* _Task requirements_:
Find each line containing the string "screenshot" and return it.

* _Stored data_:
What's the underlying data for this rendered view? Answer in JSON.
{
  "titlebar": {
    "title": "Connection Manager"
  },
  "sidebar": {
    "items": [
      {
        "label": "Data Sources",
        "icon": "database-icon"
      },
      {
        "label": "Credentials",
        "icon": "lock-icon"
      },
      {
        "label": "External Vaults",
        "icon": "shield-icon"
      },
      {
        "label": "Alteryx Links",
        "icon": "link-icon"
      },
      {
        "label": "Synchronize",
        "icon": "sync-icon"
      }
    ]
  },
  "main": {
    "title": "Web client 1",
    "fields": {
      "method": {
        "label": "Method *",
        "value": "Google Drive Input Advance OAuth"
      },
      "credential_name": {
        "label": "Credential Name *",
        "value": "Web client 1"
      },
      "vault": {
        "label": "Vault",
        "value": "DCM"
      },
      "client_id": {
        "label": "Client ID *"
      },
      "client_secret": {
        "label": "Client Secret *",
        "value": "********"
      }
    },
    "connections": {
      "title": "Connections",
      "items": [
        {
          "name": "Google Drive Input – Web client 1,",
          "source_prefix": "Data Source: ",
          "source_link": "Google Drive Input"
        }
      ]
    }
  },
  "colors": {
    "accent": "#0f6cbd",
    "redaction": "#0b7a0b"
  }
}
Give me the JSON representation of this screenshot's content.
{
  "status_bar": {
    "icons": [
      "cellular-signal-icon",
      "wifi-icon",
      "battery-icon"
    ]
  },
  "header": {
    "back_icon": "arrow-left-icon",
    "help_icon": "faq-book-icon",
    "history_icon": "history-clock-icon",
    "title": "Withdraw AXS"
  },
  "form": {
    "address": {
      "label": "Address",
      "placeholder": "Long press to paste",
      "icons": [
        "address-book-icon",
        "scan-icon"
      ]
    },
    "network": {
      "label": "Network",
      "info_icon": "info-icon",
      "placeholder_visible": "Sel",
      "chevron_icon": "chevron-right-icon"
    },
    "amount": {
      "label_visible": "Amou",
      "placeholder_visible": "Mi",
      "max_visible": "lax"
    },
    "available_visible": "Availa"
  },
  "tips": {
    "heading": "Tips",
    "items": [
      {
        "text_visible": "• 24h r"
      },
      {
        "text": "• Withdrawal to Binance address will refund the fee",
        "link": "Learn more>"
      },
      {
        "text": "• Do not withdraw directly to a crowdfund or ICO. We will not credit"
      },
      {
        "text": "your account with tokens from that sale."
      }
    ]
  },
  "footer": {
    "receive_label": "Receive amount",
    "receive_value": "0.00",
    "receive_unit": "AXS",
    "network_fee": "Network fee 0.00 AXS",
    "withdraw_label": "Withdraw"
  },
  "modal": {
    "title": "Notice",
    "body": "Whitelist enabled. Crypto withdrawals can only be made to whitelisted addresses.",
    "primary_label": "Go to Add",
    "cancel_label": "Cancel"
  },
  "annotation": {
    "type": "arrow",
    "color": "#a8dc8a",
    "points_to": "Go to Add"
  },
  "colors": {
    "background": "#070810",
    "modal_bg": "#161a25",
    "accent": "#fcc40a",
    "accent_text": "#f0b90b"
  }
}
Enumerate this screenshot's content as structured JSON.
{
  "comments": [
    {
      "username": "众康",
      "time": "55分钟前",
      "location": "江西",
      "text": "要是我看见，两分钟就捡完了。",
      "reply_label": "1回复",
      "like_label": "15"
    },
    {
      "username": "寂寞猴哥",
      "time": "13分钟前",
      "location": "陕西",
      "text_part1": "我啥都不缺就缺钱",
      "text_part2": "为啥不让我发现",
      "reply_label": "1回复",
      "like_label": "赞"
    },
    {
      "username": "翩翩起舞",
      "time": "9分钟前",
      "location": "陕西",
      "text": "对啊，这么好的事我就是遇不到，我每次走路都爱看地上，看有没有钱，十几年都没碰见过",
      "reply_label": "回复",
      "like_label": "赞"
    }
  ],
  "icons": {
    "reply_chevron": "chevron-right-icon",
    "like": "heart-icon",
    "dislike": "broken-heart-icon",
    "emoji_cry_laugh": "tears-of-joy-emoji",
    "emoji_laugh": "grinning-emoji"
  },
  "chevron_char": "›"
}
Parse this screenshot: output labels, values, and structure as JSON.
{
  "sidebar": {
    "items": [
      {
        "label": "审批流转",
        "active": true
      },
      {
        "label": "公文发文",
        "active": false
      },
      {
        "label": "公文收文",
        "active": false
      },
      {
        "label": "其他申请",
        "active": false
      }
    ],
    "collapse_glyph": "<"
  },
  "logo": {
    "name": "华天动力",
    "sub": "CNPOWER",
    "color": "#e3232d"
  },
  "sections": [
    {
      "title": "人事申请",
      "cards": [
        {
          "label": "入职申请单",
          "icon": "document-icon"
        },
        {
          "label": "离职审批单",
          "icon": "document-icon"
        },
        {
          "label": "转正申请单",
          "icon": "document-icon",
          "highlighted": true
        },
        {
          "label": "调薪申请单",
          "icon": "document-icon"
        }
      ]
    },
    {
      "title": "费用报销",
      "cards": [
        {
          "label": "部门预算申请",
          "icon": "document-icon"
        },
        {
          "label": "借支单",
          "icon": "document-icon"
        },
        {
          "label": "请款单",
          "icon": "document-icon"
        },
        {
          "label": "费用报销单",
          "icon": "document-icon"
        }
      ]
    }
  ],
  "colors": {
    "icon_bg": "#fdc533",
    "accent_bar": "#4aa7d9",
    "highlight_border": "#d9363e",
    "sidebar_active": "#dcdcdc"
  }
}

* _Solution below_:
Give me the JSON representation of this screenshot's content.
Enumerate this screenshot's content as structured JSON.
Parse this screenshot: output labels, values, and structure as JSON.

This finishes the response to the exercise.